··· Teks Sumber ···
PWMU.CO – Buya Syafi’i ubah mission impossible jadi mission possible disampaikan oleh Guru Besar Universitas Islam Negeri (UIN) Sunan Kalijaga Yogyakarta Prof Dr M Amin Abdullah.
Hal itu terungkap dalam Diskusi Pemikiran Ahmad Syafii Maarif dengan tema Humanisme Islam dalam Pemikiran Ahmad Syafii Maarif via aplikasi Zoom, Rabu (3/6/2020).
Amin Abdullah menyampaikan ucapan selamat ulang tahun ke-85 untuk Buya Syafi’i Ma’arif. “Semoga tetap menyinari umat dan bangsa serta selalu memberi inspirasi kepada yang muda-muda,” ucapnya.
Menurut Amin Abdullah pembahasan humanisme Islam selalu menarik. Topik yang tidak lapuk karena hujan dan tidak lekang oleh panas. Apalagi dikaitkan dengan Buya Syafi’i Ma’arif.
··· Informasi yang Diberikan ···
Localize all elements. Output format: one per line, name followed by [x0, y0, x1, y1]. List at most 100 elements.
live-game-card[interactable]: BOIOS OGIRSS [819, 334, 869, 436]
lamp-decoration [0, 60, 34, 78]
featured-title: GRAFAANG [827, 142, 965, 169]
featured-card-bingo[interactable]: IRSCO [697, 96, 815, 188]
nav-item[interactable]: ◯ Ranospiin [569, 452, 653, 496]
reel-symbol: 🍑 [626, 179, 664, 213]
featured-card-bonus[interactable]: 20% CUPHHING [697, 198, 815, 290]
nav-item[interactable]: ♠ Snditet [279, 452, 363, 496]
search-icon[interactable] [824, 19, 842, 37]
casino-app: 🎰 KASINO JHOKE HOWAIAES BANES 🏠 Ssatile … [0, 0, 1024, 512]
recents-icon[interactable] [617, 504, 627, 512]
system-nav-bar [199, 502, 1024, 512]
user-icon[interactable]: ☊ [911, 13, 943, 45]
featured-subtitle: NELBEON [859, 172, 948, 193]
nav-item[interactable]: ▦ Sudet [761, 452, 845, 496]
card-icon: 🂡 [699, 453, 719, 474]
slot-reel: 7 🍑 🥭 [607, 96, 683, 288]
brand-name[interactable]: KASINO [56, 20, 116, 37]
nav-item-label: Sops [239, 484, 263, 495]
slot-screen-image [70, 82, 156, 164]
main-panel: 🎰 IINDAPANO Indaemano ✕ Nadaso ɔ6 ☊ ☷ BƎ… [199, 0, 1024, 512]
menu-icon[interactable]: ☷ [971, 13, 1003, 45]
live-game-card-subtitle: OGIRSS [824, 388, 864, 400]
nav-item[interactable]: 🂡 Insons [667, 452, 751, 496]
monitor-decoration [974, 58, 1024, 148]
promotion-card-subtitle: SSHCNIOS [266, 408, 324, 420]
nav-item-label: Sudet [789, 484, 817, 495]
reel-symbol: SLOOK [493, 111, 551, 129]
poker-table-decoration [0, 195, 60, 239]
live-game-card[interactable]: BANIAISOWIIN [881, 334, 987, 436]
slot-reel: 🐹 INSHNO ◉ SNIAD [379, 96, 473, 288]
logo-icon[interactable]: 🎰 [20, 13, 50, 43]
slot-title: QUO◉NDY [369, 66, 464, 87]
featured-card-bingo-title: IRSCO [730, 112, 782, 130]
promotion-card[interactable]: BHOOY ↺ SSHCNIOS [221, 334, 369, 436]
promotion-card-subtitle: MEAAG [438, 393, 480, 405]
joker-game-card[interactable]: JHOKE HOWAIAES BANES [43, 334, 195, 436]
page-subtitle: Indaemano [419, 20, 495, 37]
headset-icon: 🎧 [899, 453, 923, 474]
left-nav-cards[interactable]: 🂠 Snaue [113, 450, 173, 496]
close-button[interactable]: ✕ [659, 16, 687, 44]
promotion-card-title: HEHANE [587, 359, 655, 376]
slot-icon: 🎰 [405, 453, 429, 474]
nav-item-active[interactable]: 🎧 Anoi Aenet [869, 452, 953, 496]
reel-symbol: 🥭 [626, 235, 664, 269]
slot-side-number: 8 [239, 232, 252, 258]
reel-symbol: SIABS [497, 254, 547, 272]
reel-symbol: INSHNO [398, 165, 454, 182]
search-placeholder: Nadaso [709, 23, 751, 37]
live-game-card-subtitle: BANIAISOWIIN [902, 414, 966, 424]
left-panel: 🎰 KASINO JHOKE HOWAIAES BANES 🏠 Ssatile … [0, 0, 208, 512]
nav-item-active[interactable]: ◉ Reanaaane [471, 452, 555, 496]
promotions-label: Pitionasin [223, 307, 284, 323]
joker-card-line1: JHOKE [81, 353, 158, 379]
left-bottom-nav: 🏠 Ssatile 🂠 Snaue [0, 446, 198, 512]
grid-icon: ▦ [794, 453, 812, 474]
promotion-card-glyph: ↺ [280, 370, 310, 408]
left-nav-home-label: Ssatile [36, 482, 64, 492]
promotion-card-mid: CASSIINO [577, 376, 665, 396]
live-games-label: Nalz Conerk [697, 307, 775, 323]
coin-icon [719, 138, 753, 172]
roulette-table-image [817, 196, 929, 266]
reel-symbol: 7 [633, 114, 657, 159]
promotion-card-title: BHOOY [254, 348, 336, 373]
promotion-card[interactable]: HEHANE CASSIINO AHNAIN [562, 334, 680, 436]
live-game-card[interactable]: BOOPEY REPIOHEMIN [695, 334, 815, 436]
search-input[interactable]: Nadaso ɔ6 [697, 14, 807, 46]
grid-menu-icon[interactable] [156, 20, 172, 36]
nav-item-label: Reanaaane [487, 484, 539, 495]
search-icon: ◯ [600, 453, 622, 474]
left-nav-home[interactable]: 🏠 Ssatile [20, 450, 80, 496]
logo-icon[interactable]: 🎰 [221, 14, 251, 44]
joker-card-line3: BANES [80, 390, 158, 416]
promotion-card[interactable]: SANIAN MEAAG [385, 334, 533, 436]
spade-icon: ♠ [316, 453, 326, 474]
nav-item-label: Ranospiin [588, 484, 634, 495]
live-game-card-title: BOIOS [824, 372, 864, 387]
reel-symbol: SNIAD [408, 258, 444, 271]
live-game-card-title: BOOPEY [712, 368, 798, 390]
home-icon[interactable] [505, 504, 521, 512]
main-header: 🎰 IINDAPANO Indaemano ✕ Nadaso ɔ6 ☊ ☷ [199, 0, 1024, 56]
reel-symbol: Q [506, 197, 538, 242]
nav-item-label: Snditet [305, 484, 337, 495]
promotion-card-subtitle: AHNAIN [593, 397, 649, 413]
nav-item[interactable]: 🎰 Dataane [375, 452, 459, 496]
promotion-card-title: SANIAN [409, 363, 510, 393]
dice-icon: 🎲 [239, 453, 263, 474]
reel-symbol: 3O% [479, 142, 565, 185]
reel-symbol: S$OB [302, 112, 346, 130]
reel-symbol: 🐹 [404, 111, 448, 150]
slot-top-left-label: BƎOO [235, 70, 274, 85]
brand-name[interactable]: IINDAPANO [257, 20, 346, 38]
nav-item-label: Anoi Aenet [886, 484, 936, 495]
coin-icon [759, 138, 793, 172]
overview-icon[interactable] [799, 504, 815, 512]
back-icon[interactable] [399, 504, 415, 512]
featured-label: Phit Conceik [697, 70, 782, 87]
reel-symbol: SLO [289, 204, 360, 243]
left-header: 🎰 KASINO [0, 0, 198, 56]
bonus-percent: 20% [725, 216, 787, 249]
···
*Tugas Tertulis A*
Menurut teks sumber, Amin Abdullah mengucapkan selamat ulang tahun yang ke berapa untuk Buya Syafi’i Ma’arif?
*Tugas Tertulis B*
Ringkaslah teks sumber dalam dua kalimat.
*Tugas Tertulis C*
Ketik ulang bagian teks sumber yang dimulai dengan "PWMU.CO – Buya" dan berlanjut hingga "Zoom, Rabu (3/6/2020).".

*Jawaban Lengkap A*
Ulang tahun ke-85.

*Jawaban Lengkap B*
Dalam diskusi bertema Humanisme Islam dalam Pemikiran Ahmad Syafii Maarif via aplikasi Zoom pada Rabu (3/6/2020), Guru Besar UIN Sunan Kalijaga Yogyakarta Prof Dr M Amin Abdullah menyampaikan bahwa Buya Syafi’i mengubah mission impossible menjadi mission possible. Ia juga mengucapkan selamat ulang tahun ke-85 kepada Buya Syafi’i Ma’arif dan menilai pembahasan humanisme Islam selalu menarik, apalagi jika dikaitkan dengan Buya Syafi’i Ma’arif.

*Jawaban Lengkap C*
PWMU.CO – Buya Syafi’i ubah mission impossible jadi mission possible disampaikan oleh Guru Besar Universitas Islam Negeri (UIN) Sunan Kalijaga Yogyakarta Prof Dr M Amin Abdullah.
Hal itu terungkap dalam Diskusi Pemikiran Ahmad Syafii Maarif dengan tema Humanisme Islam dalam Pemikiran Ahmad Syafii Maarif via aplikasi Zoom, Rabu (3/6/2020).